## TASK DIRECTIONS
Set down every entry again word for word, please, but skip the pictures.

## SUPPLIED DATA
--- begin ---

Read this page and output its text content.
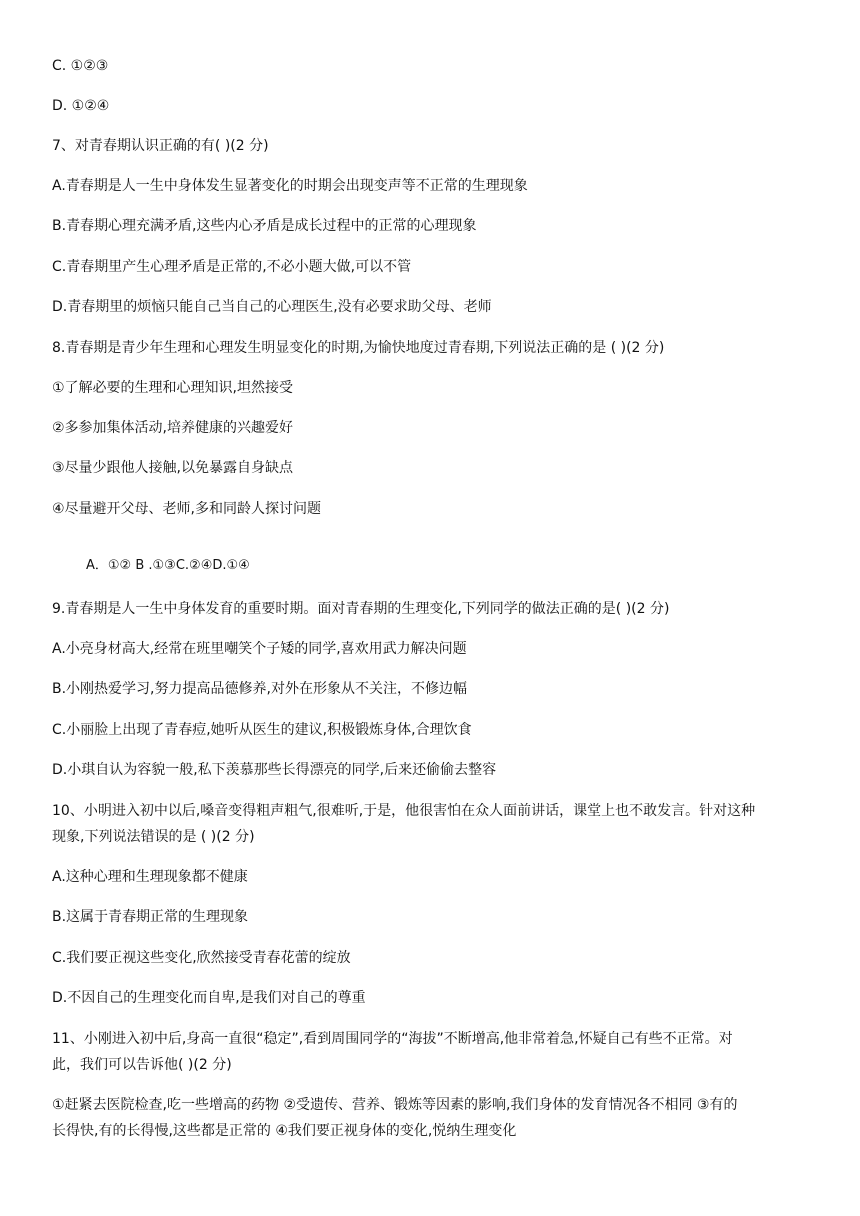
C. ①②③
D. ①②④
7、对青春期认识正确的有( )(2 分)
A.青春期是人一生中身体发生显著变化的时期会出现变声等不正常的生理现象
B.青春期心理充满矛盾,这些内心矛盾是成长过程中的正常的心理现象
C.青春期里产生心理矛盾是正常的,不必小题大做,可以不管
D.青春期里的烦恼只能自己当自己的心理医生,没有必要求助父母、老师
8.青春期是青少年生理和心理发生明显变化的时期,为愉快地度过青春期,下列说法正确的是 ( )(2 分)
①了解必要的生理和心理知识,坦然接受
②多参加集体活动,培养健康的兴趣爱好
③尽量少跟他人接触,以免暴露自身缺点
④尽量避开父母、老师,多和同龄人探讨问题
A．①② B .①③C.②④D.①④
9.青春期是人一生中身体发育的重要时期。面对青春期的生理变化,下列同学的做法正确的是( )(2 分)
A.小亮身材高大,经常在班里嘲笑个子矮的同学,喜欢用武力解决问题
B.小刚热爱学习,努力提高品德修养,对外在形象从不关注，不修边幅
C.小丽脸上出现了青春痘,她听从医生的建议,积极锻炼身体,合理饮食
D.小琪自认为容貌一般,私下羡慕那些长得漂亮的同学,后来还偷偷去整容
10、小明进入初中以后,嗓音变得粗声粗气,很难听,于是，他很害怕在众人面前讲话，课堂上也不敢发言。针对这种
现象,下列说法错误的是 ( )(2 分)
A.这种心理和生理现象都不健康
B.这属于青春期正常的生理现象
C.我们要正视这些变化,欣然接受青春花蕾的绽放
D.不因自己的生理变化而自卑,是我们对自己的尊重
11、小刚进入初中后,身高一直很“稳定”,看到周围同学的“海拔”不断增高,他非常着急,怀疑自己有些不正常。对
此，我们可以告诉他( )(2 分)
①赶紧去医院检查,吃一些增高的药物 ②受遗传、营养、锻炼等因素的影响,我们身体的发育情况各不相同 ③有的
长得快,有的长得慢,这些都是正常的 ④我们要正视身体的变化,悦纳生理变化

--- end ---

## RESPONSE
Read this page and output its text content.
C. ①②③
D. ①②④
7、对青春期认识正确的有( )(2 分)
A.青春期是人一生中身体发生显著变化的时期会出现变声等不正常的生理现象
B.青春期心理充满矛盾,这些内心矛盾是成长过程中的正常的心理现象
C.青春期里产生心理矛盾是正常的,不必小题大做,可以不管
D.青春期里的烦恼只能自己当自己的心理医生,没有必要求助父母、老师
8.青春期是青少年生理和心理发生明显变化的时期,为愉快地度过青春期,下列说法正确的是 ( )(2 分)
①了解必要的生理和心理知识,坦然接受
②多参加集体活动,培养健康的兴趣爱好
③尽量少跟他人接触,以免暴露自身缺点
④尽量避开父母、老师,多和同龄人探讨问题
A．①② B .①③C.②④D.①④
9.青春期是人一生中身体发育的重要时期。面对青春期的生理变化,下列同学的做法正确的是( )(2 分)
A.小亮身材高大,经常在班里嘲笑个子矮的同学,喜欢用武力解决问题
B.小刚热爱学习,努力提高品德修养,对外在形象从不关注，不修边幅
C.小丽脸上出现了青春痘,她听从医生的建议,积极锻炼身体,合理饮食
D.小琪自认为容貌一般,私下羡慕那些长得漂亮的同学,后来还偷偷去整容
10、小明进入初中以后,嗓音变得粗声粗气,很难听,于是，他很害怕在众人面前讲话，课堂上也不敢发言。针对这种
现象,下列说法错误的是 ( )(2 分)
A.这种心理和生理现象都不健康
B.这属于青春期正常的生理现象
C.我们要正视这些变化,欣然接受青春花蕾的绽放
D.不因自己的生理变化而自卑,是我们对自己的尊重
11、小刚进入初中后,身高一直很“稳定”,看到周围同学的“海拔”不断增高,他非常着急,怀疑自己有些不正常。对
此，我们可以告诉他( )(2 分)
①赶紧去医院检查,吃一些增高的药物 ②受遗传、营养、锻炼等因素的影响,我们身体的发育情况各不相同 ③有的
长得快,有的长得慢,这些都是正常的 ④我们要正视身体的变化,悦纳生理变化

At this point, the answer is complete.